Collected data
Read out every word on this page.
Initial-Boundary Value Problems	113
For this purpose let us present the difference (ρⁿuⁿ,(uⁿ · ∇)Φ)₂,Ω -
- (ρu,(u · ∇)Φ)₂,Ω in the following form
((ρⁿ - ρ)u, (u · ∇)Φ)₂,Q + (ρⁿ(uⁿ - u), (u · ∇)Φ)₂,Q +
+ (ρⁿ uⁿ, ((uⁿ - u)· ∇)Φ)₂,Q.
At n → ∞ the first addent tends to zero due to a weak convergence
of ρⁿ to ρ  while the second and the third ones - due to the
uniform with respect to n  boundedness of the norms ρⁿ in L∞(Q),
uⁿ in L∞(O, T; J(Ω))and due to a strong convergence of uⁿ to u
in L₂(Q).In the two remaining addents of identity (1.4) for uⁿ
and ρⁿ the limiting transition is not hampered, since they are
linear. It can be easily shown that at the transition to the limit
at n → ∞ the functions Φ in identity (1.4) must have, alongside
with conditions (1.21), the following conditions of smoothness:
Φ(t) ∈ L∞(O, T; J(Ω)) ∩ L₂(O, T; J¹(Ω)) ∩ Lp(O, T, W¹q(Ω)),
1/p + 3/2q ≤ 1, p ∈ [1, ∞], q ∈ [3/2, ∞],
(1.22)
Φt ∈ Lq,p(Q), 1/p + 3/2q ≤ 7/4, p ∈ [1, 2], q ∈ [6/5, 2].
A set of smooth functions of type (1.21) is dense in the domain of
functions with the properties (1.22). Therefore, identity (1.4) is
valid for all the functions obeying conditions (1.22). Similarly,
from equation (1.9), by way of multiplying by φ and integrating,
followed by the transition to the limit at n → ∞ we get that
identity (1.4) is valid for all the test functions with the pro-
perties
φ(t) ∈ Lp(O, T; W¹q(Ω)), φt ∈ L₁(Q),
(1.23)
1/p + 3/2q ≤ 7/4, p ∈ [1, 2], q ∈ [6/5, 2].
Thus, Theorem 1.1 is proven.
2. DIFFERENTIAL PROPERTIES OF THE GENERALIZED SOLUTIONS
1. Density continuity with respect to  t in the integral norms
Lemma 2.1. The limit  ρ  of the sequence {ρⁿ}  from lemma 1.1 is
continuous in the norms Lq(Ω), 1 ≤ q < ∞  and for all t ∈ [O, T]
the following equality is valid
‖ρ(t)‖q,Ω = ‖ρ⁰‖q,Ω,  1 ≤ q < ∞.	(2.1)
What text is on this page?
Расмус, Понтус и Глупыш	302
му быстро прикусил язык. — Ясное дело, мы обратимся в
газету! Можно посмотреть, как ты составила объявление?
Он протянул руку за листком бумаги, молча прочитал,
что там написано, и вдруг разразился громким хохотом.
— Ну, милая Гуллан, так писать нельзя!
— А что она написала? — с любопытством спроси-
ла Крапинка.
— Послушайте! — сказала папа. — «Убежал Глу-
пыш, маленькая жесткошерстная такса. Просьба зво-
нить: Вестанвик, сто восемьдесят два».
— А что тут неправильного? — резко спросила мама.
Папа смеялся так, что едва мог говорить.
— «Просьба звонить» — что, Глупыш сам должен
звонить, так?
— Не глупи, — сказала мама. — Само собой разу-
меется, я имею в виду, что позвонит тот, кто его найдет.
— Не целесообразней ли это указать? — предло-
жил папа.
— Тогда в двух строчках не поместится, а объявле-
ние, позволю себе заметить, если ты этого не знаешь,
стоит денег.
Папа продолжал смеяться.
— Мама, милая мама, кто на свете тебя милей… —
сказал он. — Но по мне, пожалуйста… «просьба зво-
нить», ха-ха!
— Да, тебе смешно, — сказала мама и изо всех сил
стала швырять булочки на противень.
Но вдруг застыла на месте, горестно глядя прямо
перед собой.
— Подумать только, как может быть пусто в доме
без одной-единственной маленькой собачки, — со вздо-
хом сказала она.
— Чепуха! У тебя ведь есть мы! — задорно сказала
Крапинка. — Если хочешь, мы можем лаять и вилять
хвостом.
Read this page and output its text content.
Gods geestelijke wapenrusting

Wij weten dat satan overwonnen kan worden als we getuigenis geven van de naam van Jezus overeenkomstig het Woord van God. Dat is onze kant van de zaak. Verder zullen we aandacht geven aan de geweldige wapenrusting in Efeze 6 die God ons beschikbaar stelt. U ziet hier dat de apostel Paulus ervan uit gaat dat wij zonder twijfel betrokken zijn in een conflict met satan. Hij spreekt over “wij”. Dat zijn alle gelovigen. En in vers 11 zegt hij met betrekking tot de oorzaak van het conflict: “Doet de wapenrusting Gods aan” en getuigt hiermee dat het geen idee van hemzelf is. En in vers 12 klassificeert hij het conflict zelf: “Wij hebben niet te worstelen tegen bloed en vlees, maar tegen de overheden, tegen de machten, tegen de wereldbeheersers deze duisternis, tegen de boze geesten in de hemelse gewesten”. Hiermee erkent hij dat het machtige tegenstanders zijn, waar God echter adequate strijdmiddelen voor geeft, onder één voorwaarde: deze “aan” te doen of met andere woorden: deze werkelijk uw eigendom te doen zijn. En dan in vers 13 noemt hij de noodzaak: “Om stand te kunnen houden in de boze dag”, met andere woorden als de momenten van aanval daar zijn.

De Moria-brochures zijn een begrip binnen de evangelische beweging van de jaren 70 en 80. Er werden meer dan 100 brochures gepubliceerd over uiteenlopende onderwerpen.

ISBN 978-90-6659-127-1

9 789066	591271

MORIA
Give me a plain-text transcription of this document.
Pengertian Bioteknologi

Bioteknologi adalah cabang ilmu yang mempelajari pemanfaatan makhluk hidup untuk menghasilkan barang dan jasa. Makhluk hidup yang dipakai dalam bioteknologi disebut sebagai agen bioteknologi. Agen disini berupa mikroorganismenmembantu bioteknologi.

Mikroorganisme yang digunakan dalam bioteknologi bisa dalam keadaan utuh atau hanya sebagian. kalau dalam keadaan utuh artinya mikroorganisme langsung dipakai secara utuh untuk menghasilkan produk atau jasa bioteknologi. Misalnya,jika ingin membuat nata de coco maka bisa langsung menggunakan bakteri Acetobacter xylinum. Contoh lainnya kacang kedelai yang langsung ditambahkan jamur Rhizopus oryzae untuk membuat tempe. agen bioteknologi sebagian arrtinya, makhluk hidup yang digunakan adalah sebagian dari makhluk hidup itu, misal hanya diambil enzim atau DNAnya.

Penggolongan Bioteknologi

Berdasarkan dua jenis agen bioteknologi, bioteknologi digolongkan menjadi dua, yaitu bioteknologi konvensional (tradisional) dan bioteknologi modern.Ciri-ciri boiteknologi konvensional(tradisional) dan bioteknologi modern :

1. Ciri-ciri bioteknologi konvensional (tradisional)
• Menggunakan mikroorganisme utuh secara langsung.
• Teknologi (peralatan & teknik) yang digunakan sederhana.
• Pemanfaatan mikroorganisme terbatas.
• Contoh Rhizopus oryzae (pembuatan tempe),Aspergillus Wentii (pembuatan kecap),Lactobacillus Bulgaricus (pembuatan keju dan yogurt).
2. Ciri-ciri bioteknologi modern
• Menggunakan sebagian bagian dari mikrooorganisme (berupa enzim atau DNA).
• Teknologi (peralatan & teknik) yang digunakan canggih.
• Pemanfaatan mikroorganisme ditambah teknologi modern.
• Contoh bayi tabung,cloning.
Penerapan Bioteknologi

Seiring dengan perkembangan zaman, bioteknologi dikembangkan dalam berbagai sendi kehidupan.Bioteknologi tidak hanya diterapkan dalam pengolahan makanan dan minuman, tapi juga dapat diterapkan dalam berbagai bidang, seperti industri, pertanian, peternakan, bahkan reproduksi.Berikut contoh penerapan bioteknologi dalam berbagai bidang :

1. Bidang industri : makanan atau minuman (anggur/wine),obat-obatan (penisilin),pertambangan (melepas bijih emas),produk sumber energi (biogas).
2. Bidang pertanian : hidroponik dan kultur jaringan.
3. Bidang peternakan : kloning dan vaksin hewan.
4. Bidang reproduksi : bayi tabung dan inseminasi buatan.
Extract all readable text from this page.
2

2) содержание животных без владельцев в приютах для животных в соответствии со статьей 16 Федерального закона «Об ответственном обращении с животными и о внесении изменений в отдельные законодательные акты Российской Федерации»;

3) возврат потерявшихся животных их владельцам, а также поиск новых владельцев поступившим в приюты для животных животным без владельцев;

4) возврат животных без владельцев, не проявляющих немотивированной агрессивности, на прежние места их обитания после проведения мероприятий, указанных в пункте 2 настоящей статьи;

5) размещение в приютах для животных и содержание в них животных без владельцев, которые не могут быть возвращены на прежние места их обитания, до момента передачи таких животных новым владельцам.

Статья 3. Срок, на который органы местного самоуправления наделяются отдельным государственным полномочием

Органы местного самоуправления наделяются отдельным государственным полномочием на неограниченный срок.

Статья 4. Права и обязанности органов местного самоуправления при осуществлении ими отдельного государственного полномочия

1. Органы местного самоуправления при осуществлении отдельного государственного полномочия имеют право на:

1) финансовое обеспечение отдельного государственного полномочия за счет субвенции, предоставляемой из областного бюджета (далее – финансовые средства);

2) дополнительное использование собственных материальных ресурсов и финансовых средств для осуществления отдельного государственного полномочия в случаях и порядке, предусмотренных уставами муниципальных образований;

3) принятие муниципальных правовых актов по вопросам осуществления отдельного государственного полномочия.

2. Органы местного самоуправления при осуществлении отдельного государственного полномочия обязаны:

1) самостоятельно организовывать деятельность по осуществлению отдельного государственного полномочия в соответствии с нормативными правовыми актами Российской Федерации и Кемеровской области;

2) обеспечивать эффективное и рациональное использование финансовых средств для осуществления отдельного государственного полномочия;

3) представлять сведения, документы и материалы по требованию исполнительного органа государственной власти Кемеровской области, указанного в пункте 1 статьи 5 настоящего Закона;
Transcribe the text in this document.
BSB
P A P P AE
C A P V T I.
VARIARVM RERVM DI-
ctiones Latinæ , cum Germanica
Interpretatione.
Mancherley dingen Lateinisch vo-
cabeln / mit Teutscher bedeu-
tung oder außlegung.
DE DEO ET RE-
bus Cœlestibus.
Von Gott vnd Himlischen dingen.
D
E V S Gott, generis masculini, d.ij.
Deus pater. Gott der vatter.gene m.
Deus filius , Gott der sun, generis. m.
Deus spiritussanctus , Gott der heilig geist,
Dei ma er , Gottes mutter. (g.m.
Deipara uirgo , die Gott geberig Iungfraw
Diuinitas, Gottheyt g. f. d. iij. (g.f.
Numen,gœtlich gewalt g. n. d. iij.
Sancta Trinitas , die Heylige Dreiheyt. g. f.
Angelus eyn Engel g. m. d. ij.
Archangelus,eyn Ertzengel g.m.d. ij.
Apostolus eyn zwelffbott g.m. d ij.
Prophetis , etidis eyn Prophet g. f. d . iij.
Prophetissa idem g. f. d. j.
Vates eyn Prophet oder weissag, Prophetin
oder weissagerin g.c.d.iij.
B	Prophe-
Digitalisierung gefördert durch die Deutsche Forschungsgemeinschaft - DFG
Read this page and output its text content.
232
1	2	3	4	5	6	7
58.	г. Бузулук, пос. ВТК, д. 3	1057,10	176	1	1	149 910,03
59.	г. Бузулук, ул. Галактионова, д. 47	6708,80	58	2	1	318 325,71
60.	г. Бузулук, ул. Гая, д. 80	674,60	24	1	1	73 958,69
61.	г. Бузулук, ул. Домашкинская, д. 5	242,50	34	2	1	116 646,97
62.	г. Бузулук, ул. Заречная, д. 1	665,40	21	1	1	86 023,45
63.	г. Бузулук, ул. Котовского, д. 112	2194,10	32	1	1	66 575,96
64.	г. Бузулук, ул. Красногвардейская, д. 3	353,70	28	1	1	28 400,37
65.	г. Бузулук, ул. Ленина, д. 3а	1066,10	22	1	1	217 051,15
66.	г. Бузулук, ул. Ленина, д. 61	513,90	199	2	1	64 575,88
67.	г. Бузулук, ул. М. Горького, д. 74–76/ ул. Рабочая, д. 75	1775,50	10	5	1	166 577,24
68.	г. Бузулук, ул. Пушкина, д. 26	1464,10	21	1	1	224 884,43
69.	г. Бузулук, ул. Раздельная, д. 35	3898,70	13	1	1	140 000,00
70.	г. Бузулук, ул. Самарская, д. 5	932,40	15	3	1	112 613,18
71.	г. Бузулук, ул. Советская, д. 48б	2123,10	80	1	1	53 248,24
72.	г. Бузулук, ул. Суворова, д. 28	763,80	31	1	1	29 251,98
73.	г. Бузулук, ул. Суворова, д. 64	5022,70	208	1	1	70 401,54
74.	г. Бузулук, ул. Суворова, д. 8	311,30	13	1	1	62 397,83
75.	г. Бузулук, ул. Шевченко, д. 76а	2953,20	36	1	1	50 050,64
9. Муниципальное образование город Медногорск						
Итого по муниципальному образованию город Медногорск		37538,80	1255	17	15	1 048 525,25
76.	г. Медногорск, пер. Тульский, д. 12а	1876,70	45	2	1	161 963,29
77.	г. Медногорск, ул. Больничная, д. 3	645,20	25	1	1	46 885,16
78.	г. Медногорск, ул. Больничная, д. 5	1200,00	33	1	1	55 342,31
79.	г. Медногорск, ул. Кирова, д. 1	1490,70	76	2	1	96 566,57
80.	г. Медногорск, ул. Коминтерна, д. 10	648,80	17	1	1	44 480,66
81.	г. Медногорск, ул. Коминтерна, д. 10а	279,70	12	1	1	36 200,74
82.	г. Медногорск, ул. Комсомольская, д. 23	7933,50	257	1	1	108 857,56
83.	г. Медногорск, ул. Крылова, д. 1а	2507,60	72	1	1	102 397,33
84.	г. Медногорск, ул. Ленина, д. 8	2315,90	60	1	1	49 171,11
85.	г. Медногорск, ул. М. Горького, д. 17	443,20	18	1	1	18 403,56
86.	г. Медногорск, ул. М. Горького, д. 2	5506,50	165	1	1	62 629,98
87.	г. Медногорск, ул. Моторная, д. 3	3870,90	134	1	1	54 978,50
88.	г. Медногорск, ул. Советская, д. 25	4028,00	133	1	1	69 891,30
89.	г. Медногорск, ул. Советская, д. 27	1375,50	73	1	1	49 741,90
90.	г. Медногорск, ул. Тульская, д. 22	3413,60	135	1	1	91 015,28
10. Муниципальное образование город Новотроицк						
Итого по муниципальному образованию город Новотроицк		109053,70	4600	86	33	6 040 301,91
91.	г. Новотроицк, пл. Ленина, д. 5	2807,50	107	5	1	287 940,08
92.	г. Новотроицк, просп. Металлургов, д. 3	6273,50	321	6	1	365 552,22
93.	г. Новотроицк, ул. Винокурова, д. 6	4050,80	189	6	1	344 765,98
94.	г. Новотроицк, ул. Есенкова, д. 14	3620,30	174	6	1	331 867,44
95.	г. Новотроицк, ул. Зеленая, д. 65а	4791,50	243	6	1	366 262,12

What is asked: Check the data for the word "наделяются" and pull out the lines that have it.

Exercise response:
Статья 3. Срок, на который органы местного самоуправления наделяются отдельным государственным полномочием
Органы местного самоуправления наделяются отдельным государственным полномочием на неограниченный срок.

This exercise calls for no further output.